» **YOUR INSTRUCTIONS**
Transcribe the entries that follow exactly as they appear, minus pictures.

» **PROVIDED DATA**
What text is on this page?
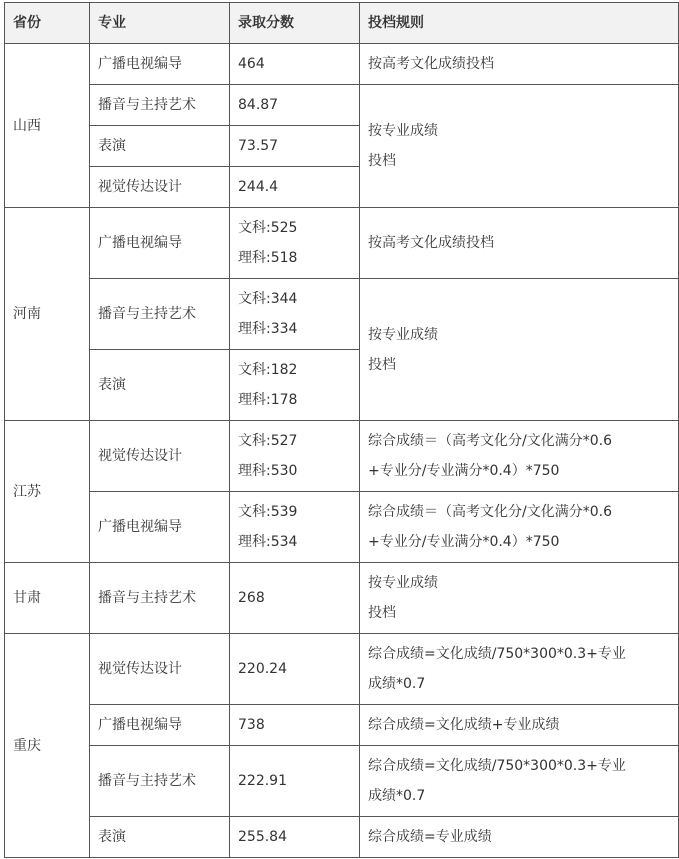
省份	专业	录取分数	投档规则
山西	广播电视编导	464	按高考文化成绩投档

	播音与主持艺术	84.87	按专业成绩
投档

	表演	73.57	

	视觉传达设计	244.4	

河南	广播电视编导	文科:525
理科:518	按高考文化成绩投档

	播音与主持艺术	文科:344
理科:334	按专业成绩
投档

	表演	文科:182
理科:178	

江苏	视觉传达设计	文科:527
理科:530	综合成绩＝（高考文化分/文化满分*0.6
+专业分/专业满分*0.4）*750

	广播电视编导	文科:539
理科:534	综合成绩＝（高考文化分/文化满分*0.6
+专业分/专业满分*0.4）*750

甘肃	播音与主持艺术	268	按专业成绩
投档

重庆	视觉传达设计	220.24	综合成绩=文化成绩/750*300*0.3+专业
成绩*0.7

	广播电视编导	738	综合成绩=文化成绩+专业成绩

	播音与主持艺术	222.91	综合成绩=文化成绩/750*300*0.3+专业
成绩*0.7

	表演	255.84	综合成绩=专业成绩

» **OUTPUT**
What text is on this page?
省份	专业	录取分数	投档规则
山西	广播电视编导	464	按高考文化成绩投档

	播音与主持艺术	84.87	按专业成绩
投档

	表演	73.57	

	视觉传达设计	244.4	

河南	广播电视编导	文科:525
理科:518	按高考文化成绩投档

	播音与主持艺术	文科:344
理科:334	按专业成绩
投档

	表演	文科:182
理科:178	

江苏	视觉传达设计	文科:527
理科:530	综合成绩＝（高考文化分/文化满分*0.6
+专业分/专业满分*0.4）*750

	广播电视编导	文科:539
理科:534	综合成绩＝（高考文化分/文化满分*0.6
+专业分/专业满分*0.4）*750

甘肃	播音与主持艺术	268	按专业成绩
投档

重庆	视觉传达设计	220.24	综合成绩=文化成绩/750*300*0.3+专业
成绩*0.7

	广播电视编导	738	综合成绩=文化成绩+专业成绩

	播音与主持艺术	222.91	综合成绩=文化成绩/750*300*0.3+专业
成绩*0.7

	表演	255.84	综合成绩=专业成绩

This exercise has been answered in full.